▸ Written instruction
Check every line of the entries below for the word "Electricity", and copy the ones that have it.
# start of Data extract
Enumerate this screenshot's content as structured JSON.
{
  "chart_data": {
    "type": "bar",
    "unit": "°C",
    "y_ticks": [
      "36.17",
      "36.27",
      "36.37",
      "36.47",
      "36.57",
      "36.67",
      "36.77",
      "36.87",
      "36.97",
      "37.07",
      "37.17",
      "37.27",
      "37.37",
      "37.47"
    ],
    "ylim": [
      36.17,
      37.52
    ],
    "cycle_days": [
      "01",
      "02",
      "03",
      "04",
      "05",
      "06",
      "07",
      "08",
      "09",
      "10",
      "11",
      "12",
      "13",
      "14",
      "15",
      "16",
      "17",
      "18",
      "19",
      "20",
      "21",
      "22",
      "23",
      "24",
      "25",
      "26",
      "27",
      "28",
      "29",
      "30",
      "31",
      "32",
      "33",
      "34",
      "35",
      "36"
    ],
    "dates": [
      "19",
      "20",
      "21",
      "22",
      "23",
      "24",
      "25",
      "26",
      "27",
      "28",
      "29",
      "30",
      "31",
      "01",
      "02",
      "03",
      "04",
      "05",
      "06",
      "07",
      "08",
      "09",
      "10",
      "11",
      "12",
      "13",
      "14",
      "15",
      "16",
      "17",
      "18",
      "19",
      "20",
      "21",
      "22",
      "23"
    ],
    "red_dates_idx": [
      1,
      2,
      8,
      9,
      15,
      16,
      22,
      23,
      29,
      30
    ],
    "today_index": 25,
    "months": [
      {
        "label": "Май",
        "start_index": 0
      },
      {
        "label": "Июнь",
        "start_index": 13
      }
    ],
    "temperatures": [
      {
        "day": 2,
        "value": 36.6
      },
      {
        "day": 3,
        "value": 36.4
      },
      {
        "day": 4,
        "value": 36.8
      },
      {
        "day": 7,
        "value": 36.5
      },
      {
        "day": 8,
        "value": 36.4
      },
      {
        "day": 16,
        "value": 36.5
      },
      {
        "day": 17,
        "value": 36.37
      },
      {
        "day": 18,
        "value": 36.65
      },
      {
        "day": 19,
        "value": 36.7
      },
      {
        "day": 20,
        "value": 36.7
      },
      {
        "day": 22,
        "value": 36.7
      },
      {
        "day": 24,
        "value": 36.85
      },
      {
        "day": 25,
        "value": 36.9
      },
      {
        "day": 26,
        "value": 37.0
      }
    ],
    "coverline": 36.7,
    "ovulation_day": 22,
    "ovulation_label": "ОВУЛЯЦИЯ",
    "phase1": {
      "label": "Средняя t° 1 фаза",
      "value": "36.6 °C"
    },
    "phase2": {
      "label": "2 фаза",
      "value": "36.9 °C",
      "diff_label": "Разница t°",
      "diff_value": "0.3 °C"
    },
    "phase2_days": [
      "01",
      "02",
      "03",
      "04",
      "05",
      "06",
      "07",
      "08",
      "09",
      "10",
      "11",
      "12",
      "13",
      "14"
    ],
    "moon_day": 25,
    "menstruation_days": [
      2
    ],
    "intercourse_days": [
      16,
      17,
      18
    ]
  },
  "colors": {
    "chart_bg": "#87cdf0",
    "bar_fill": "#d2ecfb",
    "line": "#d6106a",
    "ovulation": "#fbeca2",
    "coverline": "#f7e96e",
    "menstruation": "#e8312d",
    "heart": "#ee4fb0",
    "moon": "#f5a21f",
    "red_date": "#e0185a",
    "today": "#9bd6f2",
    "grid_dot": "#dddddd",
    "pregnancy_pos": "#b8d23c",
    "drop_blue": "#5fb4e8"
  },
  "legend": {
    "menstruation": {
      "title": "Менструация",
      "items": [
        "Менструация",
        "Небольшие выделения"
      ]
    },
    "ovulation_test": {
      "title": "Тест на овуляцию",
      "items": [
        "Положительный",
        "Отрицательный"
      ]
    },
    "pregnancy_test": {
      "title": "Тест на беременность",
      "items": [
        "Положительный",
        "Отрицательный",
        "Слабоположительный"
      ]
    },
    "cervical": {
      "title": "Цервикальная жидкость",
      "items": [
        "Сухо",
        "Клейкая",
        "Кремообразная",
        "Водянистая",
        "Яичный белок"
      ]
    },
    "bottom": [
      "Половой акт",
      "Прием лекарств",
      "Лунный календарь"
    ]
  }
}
# end of Data extract
# start of Data extract
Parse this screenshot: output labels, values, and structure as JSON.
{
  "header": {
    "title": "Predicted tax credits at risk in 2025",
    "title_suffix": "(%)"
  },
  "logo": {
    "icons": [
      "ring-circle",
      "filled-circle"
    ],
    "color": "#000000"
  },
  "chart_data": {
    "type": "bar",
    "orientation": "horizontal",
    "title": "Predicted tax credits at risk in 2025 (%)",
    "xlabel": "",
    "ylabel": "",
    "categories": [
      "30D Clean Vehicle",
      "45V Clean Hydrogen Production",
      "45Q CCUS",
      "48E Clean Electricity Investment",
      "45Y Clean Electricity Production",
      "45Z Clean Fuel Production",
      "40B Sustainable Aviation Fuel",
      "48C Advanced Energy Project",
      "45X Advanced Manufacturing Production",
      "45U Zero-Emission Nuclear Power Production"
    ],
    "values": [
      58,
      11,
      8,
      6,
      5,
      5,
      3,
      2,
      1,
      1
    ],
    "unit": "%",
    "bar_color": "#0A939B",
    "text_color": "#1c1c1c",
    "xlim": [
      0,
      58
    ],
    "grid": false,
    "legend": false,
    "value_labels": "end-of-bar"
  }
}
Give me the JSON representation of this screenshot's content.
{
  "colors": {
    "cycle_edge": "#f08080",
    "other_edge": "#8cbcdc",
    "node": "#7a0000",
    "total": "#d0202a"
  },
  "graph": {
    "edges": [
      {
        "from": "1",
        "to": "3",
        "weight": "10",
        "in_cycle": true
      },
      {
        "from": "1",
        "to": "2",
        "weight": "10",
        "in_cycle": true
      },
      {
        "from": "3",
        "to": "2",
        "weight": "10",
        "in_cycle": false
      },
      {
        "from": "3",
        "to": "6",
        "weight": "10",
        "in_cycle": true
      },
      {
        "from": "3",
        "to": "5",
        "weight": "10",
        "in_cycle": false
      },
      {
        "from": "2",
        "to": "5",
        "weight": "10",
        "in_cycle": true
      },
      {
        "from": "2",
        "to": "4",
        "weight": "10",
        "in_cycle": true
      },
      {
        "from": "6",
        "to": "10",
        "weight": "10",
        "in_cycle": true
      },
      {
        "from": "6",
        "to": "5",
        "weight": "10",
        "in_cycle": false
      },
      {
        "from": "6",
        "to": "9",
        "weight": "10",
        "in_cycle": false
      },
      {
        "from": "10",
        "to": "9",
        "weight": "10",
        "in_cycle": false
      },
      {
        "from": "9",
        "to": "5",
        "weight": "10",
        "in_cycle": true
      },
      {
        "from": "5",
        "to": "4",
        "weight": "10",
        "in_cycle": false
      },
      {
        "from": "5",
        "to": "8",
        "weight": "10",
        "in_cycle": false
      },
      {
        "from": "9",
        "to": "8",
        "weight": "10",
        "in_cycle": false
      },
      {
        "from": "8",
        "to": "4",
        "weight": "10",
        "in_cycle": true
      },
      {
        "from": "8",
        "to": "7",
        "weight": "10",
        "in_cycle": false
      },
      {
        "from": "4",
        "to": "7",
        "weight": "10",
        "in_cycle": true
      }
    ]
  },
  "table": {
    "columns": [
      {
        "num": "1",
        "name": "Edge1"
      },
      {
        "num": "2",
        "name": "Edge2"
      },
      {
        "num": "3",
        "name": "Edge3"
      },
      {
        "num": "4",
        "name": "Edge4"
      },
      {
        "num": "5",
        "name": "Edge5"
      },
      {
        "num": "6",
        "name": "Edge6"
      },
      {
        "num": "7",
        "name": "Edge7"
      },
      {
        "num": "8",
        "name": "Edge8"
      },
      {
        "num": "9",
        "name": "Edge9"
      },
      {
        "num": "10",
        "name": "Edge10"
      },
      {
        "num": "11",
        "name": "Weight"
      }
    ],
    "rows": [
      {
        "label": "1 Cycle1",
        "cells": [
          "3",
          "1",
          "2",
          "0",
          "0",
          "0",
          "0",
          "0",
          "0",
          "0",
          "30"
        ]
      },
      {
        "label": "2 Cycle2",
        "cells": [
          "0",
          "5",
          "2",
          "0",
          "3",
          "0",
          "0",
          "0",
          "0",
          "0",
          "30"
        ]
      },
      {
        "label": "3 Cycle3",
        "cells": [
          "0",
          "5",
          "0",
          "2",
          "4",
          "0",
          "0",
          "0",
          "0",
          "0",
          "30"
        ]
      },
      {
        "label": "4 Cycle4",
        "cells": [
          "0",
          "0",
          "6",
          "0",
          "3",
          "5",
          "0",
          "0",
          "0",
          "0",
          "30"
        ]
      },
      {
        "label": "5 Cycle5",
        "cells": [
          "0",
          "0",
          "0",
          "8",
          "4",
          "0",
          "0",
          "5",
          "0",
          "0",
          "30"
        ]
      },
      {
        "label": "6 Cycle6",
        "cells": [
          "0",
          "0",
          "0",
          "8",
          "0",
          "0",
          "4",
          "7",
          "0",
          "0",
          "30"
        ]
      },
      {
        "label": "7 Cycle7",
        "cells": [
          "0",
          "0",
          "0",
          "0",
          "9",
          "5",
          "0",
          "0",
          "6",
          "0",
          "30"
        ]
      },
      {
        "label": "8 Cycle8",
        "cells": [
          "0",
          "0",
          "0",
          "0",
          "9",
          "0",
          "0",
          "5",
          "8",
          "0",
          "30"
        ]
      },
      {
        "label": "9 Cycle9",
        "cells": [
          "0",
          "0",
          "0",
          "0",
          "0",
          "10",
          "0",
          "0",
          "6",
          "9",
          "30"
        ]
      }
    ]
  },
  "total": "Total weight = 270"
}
# end of Data extract
▸ Solution
      "48E Clean Electricity Investment",
      "45Y Clean Electricity Production",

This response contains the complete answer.